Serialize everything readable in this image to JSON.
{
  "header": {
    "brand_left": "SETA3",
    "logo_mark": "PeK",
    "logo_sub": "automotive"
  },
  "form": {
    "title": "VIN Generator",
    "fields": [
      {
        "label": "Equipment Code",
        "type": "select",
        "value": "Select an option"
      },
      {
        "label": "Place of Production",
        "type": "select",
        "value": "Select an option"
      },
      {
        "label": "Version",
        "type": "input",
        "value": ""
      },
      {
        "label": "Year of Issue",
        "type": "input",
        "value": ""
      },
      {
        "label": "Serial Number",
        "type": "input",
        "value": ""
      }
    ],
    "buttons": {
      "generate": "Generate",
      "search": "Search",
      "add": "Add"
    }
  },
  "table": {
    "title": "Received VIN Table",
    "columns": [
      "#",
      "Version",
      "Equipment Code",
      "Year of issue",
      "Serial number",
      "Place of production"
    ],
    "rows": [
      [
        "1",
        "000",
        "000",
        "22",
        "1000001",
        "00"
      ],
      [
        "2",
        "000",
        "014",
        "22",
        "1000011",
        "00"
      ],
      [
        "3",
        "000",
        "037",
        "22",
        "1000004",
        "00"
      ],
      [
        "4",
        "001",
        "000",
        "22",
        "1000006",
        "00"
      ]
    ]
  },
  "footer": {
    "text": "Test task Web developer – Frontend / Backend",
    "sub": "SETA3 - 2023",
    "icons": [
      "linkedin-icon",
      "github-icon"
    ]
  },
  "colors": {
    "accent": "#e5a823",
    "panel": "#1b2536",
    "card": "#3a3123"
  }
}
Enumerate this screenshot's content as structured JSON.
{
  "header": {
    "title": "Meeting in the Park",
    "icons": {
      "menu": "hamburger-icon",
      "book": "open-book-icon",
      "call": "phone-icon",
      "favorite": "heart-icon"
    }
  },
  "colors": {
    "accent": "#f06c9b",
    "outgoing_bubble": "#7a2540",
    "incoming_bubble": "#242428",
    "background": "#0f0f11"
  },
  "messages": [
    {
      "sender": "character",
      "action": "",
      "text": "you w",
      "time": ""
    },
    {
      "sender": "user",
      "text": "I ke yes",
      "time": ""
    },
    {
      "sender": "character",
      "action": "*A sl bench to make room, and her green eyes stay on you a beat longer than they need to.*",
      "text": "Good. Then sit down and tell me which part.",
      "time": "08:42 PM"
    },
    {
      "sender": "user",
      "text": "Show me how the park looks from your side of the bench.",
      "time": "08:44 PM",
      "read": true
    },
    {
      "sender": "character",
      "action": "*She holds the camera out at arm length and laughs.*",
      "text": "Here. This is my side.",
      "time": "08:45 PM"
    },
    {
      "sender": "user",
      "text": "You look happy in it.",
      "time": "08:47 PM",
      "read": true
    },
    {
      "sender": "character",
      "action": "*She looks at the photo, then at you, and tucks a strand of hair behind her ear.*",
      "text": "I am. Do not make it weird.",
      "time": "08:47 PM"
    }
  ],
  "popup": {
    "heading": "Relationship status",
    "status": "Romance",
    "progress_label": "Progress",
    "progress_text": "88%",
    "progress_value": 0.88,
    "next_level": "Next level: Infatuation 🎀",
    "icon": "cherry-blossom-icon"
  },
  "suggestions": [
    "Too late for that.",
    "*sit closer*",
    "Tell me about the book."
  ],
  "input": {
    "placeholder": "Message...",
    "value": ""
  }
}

· · · · · · ·

## Exercise
Find the word "book" in the data and show each line that holds it.

## Output of the exercise
      "book": "open-book-icon",
    "Tell me about the book."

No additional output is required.